### [Exercise task]
Give back the whole listing exactly as shown.

### [Data records]
— start —

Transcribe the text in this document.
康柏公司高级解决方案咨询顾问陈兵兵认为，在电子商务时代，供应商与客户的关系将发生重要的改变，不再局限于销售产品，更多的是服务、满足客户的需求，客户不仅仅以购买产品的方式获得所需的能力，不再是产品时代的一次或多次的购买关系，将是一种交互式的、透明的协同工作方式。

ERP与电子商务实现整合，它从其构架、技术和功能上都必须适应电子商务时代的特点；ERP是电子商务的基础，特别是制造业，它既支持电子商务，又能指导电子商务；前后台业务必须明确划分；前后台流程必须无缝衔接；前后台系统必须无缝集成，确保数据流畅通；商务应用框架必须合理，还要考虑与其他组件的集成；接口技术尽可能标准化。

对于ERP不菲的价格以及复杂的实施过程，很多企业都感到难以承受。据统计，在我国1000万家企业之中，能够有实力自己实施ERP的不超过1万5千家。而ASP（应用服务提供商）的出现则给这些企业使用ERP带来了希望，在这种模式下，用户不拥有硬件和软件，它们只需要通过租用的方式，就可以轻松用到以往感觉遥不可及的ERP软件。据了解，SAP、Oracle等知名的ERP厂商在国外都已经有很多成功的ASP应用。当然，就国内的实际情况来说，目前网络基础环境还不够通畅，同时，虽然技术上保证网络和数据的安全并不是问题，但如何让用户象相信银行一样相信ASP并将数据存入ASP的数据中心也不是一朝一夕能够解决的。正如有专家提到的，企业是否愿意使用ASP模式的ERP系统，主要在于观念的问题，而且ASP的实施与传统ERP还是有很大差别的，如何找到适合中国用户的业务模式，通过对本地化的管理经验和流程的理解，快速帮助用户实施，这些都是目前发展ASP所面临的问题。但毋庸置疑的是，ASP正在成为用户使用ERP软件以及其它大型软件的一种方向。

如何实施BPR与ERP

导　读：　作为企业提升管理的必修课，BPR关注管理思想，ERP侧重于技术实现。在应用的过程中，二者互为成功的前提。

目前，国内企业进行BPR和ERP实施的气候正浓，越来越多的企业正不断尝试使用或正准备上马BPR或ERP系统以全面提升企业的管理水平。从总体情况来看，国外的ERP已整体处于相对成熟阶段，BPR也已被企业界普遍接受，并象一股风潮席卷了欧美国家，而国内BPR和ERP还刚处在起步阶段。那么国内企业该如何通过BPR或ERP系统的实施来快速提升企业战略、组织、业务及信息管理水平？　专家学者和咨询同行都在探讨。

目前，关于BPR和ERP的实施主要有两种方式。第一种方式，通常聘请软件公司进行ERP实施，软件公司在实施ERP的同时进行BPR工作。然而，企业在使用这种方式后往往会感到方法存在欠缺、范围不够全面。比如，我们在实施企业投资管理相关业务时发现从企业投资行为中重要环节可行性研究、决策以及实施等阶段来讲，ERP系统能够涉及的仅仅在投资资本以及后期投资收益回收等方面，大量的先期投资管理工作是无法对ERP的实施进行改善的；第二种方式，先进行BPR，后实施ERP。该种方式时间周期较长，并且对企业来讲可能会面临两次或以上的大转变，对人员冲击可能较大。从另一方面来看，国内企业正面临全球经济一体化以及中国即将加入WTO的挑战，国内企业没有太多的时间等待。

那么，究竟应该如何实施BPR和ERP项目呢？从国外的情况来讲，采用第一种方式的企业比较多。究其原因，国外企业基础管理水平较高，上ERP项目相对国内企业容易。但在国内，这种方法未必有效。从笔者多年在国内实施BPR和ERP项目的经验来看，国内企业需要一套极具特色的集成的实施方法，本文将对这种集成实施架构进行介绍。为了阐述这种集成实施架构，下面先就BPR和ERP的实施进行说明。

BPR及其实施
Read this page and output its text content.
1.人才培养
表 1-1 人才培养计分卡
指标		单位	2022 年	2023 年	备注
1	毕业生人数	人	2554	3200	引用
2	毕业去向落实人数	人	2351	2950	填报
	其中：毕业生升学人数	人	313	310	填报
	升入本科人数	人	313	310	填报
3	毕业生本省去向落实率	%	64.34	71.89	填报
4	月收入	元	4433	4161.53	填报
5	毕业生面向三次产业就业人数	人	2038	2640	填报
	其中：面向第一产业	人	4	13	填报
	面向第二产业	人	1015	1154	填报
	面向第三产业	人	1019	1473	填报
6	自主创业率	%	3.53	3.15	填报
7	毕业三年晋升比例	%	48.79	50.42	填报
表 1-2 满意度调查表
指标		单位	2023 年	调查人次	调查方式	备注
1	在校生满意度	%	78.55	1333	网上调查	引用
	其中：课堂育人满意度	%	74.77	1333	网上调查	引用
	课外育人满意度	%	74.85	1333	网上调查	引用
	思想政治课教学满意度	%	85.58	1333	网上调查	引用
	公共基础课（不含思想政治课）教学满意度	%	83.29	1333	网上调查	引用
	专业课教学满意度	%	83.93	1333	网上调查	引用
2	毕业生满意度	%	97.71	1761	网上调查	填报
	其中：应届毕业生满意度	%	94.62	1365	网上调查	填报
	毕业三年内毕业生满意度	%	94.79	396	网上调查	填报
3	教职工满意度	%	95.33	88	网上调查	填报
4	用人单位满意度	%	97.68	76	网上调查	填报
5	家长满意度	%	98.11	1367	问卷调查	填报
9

— end —

### [Task response]
Transcribe the text in this document.
康柏公司高级解决方案咨询顾问陈兵兵认为，在电子商务时代，供应商与客户的关系将发生重要的改变，不再局限于销售产品，更多的是服务、满足客户的需求，客户不仅仅以购买产品的方式获得所需的能力，不再是产品时代的一次或多次的购买关系，将是一种交互式的、透明的协同工作方式。

ERP与电子商务实现整合，它从其构架、技术和功能上都必须适应电子商务时代的特点；ERP是电子商务的基础，特别是制造业，它既支持电子商务，又能指导电子商务；前后台业务必须明确划分；前后台流程必须无缝衔接；前后台系统必须无缝集成，确保数据流畅通；商务应用框架必须合理，还要考虑与其他组件的集成；接口技术尽可能标准化。

对于ERP不菲的价格以及复杂的实施过程，很多企业都感到难以承受。据统计，在我国1000万家企业之中，能够有实力自己实施ERP的不超过1万5千家。而ASP（应用服务提供商）的出现则给这些企业使用ERP带来了希望，在这种模式下，用户不拥有硬件和软件，它们只需要通过租用的方式，就可以轻松用到以往感觉遥不可及的ERP软件。据了解，SAP、Oracle等知名的ERP厂商在国外都已经有很多成功的ASP应用。当然，就国内的实际情况来说，目前网络基础环境还不够通畅，同时，虽然技术上保证网络和数据的安全并不是问题，但如何让用户象相信银行一样相信ASP并将数据存入ASP的数据中心也不是一朝一夕能够解决的。正如有专家提到的，企业是否愿意使用ASP模式的ERP系统，主要在于观念的问题，而且ASP的实施与传统ERP还是有很大差别的，如何找到适合中国用户的业务模式，通过对本地化的管理经验和流程的理解，快速帮助用户实施，这些都是目前发展ASP所面临的问题。但毋庸置疑的是，ASP正在成为用户使用ERP软件以及其它大型软件的一种方向。

如何实施BPR与ERP

导　读：　作为企业提升管理的必修课，BPR关注管理思想，ERP侧重于技术实现。在应用的过程中，二者互为成功的前提。

目前，国内企业进行BPR和ERP实施的气候正浓，越来越多的企业正不断尝试使用或正准备上马BPR或ERP系统以全面提升企业的管理水平。从总体情况来看，国外的ERP已整体处于相对成熟阶段，BPR也已被企业界普遍接受，并象一股风潮席卷了欧美国家，而国内BPR和ERP还刚处在起步阶段。那么国内企业该如何通过BPR或ERP系统的实施来快速提升企业战略、组织、业务及信息管理水平？　专家学者和咨询同行都在探讨。

目前，关于BPR和ERP的实施主要有两种方式。第一种方式，通常聘请软件公司进行ERP实施，软件公司在实施ERP的同时进行BPR工作。然而，企业在使用这种方式后往往会感到方法存在欠缺、范围不够全面。比如，我们在实施企业投资管理相关业务时发现从企业投资行为中重要环节可行性研究、决策以及实施等阶段来讲，ERP系统能够涉及的仅仅在投资资本以及后期投资收益回收等方面，大量的先期投资管理工作是无法对ERP的实施进行改善的；第二种方式，先进行BPR，后实施ERP。该种方式时间周期较长，并且对企业来讲可能会面临两次或以上的大转变，对人员冲击可能较大。从另一方面来看，国内企业正面临全球经济一体化以及中国即将加入WTO的挑战，国内企业没有太多的时间等待。

那么，究竟应该如何实施BPR和ERP项目呢？从国外的情况来讲，采用第一种方式的企业比较多。究其原因，国外企业基础管理水平较高，上ERP项目相对国内企业容易。但在国内，这种方法未必有效。从笔者多年在国内实施BPR和ERP项目的经验来看，国内企业需要一套极具特色的集成的实施方法，本文将对这种集成实施架构进行介绍。为了阐述这种集成实施架构，下面先就BPR和ERP的实施进行说明。

BPR及其实施
Read this page and output its text content.
1.人才培养
表 1-1 人才培养计分卡
指标		单位	2022 年	2023 年	备注
1	毕业生人数	人	2554	3200	引用
2	毕业去向落实人数	人	2351	2950	填报
	其中：毕业生升学人数	人	313	310	填报
	升入本科人数	人	313	310	填报
3	毕业生本省去向落实率	%	64.34	71.89	填报
4	月收入	元	4433	4161.53	填报
5	毕业生面向三次产业就业人数	人	2038	2640	填报
	其中：面向第一产业	人	4	13	填报
	面向第二产业	人	1015	1154	填报
	面向第三产业	人	1019	1473	填报
6	自主创业率	%	3.53	3.15	填报
7	毕业三年晋升比例	%	48.79	50.42	填报
表 1-2 满意度调查表
指标		单位	2023 年	调查人次	调查方式	备注
1	在校生满意度	%	78.55	1333	网上调查	引用
	其中：课堂育人满意度	%	74.77	1333	网上调查	引用
	课外育人满意度	%	74.85	1333	网上调查	引用
	思想政治课教学满意度	%	85.58	1333	网上调查	引用
	公共基础课（不含思想政治课）教学满意度	%	83.29	1333	网上调查	引用
	专业课教学满意度	%	83.93	1333	网上调查	引用
2	毕业生满意度	%	97.71	1761	网上调查	填报
	其中：应届毕业生满意度	%	94.62	1365	网上调查	填报
	毕业三年内毕业生满意度	%	94.79	396	网上调查	填报
3	教职工满意度	%	95.33	88	网上调查	填报
4	用人单位满意度	%	97.68	76	网上调查	填报
5	家长满意度	%	98.11	1367	问卷调查	填报
9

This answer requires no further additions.